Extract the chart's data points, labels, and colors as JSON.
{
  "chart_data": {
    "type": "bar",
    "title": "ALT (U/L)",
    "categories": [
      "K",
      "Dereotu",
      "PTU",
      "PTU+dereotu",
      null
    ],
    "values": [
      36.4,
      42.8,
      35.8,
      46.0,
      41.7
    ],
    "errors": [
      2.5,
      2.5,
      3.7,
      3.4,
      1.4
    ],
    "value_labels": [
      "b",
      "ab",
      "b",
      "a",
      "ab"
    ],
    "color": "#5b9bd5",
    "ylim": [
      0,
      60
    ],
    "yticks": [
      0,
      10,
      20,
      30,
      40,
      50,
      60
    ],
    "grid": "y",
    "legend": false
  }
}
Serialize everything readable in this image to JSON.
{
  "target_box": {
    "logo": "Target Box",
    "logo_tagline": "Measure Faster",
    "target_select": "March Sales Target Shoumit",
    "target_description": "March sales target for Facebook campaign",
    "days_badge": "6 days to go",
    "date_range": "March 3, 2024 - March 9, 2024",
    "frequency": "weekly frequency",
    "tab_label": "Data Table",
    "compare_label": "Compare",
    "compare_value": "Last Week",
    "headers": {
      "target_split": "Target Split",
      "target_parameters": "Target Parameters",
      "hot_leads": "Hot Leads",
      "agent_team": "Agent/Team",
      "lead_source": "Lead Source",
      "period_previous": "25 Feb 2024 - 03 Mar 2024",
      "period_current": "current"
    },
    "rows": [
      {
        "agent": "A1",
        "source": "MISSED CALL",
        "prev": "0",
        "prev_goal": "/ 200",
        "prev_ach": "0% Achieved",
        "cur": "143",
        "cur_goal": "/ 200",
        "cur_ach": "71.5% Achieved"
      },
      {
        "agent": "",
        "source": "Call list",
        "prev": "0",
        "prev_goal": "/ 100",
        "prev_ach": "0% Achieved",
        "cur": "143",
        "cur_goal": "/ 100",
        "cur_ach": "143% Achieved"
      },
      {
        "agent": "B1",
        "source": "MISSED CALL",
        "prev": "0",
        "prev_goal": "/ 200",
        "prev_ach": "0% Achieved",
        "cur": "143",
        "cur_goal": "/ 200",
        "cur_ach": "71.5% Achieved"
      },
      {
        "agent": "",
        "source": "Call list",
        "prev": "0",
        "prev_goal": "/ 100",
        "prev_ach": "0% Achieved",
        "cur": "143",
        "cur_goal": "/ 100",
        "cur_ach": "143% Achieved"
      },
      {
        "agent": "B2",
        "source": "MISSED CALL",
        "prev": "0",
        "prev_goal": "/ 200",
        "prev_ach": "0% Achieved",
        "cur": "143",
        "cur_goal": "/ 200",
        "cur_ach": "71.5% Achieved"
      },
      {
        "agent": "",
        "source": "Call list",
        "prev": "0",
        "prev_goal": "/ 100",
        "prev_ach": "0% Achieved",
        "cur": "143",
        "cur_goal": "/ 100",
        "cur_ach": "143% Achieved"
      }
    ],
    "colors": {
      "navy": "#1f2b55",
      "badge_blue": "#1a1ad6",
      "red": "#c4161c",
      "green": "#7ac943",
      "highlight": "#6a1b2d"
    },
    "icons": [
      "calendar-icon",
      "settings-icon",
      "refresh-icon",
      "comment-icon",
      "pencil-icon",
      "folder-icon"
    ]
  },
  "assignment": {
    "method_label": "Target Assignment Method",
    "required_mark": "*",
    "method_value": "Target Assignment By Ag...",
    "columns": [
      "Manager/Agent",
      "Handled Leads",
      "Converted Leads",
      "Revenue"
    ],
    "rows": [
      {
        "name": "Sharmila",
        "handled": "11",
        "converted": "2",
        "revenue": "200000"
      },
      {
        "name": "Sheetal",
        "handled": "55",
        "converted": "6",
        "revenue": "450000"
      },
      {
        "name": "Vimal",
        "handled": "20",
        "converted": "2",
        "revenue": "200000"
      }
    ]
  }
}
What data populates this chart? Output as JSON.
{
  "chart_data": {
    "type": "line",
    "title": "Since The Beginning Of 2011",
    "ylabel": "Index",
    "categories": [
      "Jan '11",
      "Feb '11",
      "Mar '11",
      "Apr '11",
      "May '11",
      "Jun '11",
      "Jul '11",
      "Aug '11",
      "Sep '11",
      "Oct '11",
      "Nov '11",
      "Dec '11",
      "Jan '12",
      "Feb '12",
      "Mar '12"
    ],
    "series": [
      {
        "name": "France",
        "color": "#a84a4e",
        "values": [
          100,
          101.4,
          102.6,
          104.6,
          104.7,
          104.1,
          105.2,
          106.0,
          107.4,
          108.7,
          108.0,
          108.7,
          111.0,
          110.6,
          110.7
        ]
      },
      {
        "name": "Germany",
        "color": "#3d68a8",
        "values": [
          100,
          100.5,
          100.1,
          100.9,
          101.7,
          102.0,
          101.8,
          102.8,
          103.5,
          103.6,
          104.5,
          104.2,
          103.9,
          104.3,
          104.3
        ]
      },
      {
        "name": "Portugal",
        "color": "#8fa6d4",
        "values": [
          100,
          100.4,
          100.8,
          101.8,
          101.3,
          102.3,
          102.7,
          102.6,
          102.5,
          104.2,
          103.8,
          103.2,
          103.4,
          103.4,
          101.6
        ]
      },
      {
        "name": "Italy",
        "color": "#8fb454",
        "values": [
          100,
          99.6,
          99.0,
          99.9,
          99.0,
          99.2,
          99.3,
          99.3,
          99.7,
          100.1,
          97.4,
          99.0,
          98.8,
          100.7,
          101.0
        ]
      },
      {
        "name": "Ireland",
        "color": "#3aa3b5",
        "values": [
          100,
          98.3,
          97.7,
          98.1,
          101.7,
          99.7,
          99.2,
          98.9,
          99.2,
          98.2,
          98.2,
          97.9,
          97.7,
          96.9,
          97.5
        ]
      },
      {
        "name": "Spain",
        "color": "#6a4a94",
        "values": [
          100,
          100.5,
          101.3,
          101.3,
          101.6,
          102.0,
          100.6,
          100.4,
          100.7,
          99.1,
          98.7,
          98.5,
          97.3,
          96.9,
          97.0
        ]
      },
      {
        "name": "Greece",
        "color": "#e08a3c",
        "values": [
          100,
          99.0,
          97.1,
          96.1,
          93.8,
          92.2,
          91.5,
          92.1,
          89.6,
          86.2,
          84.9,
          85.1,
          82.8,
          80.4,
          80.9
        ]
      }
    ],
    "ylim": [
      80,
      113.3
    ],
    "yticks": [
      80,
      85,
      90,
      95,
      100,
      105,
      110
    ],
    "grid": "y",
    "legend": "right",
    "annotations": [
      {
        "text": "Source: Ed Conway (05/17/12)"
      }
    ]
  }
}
==========
* _Problem details_:
Pull every line containing "name" from the material above.

* _Answer to the exercise_:
        "name": "Sharmila",
        "name": "Sheetal",
        "name": "Vimal",
        "name": "France",
        "name": "Germany",
        "name": "Portugal",
        "name": "Italy",
        "name": "Ireland",
        "name": "Spain",
        "name": "Greece",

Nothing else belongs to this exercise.